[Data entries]
########################################
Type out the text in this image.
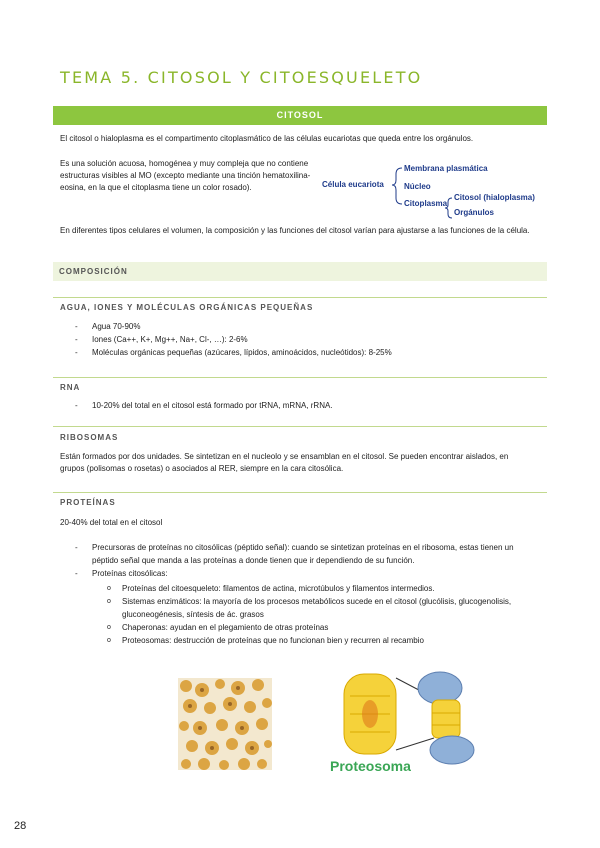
TEMA 5. CITOSOL Y CITOESQUELETO
CITOSOL

El citosol o hialoplasma es el compartimento citoplasmático de las células eucariotas que queda entre los orgánulos.

Es una solución acuosa, homogénea y muy compleja que no contiene estructuras visibles al MO (excepto mediante una tinción hematoxilina-eosina, en la que el citoplasma tiene un color rosado).	Célula eucariota
Membrana plasmática
Núcleo
Citoplasma
Citosol (hialoplasma)
Orgánulos

En diferentes tipos celulares el volumen, la composición y las funciones del citosol varían para ajustarse a las funciones de la célula.

COMPOSICIÓN
AGUA, IONES Y MOLÉCULAS ORGÁNICAS PEQUEÑAS
- Agua 70-90%
- Iones (Ca++, K+, Mg++, Na+, Cl-, …): 2-6%
- Moléculas orgánicas pequeñas (azúcares, lípidos, aminoácidos, nucleótidos): 8-25%
RNA
- 10-20% del total en el citosol está formado por tRNA, mRNA, rRNA.
RIBOSOMAS

Están formados por dos unidades. Se sintetizan en el nucleolo y se ensamblan en el citosol. Se pueden encontrar aislados, en grupos (polisomas o rosetas) o asociados al RER, siempre en la cara citosólica.

PROTEÍNAS

20-40% del total en el citosol

- Precursoras de proteínas no citosólicas (péptido señal): cuando se sintetizan proteínas en el ribosoma, estas tienen un péptido señal que manda a las proteínas a donde tienen que ir dependiendo de su función.
- Proteínas citosólicas:
o Proteínas del citoesqueleto: filamentos de actina, microtúbulos y filamentos intermedios.
o Sistemas enzimáticos: la mayoría de los procesos metabólicos sucede en el citosol (glucólisis, glucogenolisis, gluconeogénesis, síntesis de ác. grasos
o Chaperonas: ayudan en el plegamiento de otras proteínas
o Proteosomas: destrucción de proteínas que no funcionan bien y recurren al recambio
Proteosoma
28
########################################
**Directions**
Only the records, copied exactly and free of pictures, belong in the answer.

**Exercise output**
Type out the text in this image.
TEMA 5. CITOSOL Y CITOESQUELETO
CITOSOL

El citosol o hialoplasma es el compartimento citoplasmático de las células eucariotas que queda entre los orgánulos.

Es una solución acuosa, homogénea y muy compleja que no contiene estructuras visibles al MO (excepto mediante una tinción hematoxilina-eosina, en la que el citoplasma tiene un color rosado).	Célula eucariota
Membrana plasmática
Núcleo
Citoplasma
Citosol (hialoplasma)
Orgánulos

En diferentes tipos celulares el volumen, la composición y las funciones del citosol varían para ajustarse a las funciones de la célula.

COMPOSICIÓN
AGUA, IONES Y MOLÉCULAS ORGÁNICAS PEQUEÑAS
- Agua 70-90%
- Iones (Ca++, K+, Mg++, Na+, Cl-, …): 2-6%
- Moléculas orgánicas pequeñas (azúcares, lípidos, aminoácidos, nucleótidos): 8-25%
RNA
- 10-20% del total en el citosol está formado por tRNA, mRNA, rRNA.
RIBOSOMAS

Están formados por dos unidades. Se sintetizan en el nucleolo y se ensamblan en el citosol. Se pueden encontrar aislados, en grupos (polisomas o rosetas) o asociados al RER, siempre en la cara citosólica.

PROTEÍNAS

20-40% del total en el citosol

- Precursoras de proteínas no citosólicas (péptido señal): cuando se sintetizan proteínas en el ribosoma, estas tienen un péptido señal que manda a las proteínas a donde tienen que ir dependiendo de su función.
- Proteínas citosólicas:
o Proteínas del citoesqueleto: filamentos de actina, microtúbulos y filamentos intermedios.
o Sistemas enzimáticos: la mayoría de los procesos metabólicos sucede en el citosol (glucólisis, glucogenolisis, gluconeogénesis, síntesis de ác. grasos
o Chaperonas: ayudan en el plegamiento de otras proteínas
o Proteosomas: destrucción de proteínas que no funcionan bien y recurren al recambio
Proteosoma
28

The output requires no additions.